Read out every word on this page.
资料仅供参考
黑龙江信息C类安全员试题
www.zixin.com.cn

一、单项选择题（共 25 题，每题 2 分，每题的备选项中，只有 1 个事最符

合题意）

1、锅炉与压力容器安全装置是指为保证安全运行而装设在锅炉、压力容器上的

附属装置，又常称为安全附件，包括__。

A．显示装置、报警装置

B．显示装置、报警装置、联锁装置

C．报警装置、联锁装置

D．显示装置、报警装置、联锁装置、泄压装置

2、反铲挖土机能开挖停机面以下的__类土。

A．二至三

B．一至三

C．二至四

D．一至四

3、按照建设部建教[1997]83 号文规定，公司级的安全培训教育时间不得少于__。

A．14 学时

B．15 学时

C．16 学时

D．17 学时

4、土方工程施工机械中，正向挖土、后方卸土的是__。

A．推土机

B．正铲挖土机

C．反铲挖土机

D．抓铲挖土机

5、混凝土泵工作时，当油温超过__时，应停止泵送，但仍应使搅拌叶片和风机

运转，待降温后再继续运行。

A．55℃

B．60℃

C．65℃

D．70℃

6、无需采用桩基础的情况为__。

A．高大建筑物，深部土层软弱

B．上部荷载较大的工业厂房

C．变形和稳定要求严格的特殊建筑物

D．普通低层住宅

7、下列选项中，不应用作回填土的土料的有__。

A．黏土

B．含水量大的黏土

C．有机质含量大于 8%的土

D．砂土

_Problem:_ Return all lines with the word "报警装置" in them.

_Solution for this task:_
A．显示装置、报警装置
B．显示装置、报警装置、联锁装置
C．报警装置、联锁装置
D．显示装置、报警装置、联锁装置、泄压装置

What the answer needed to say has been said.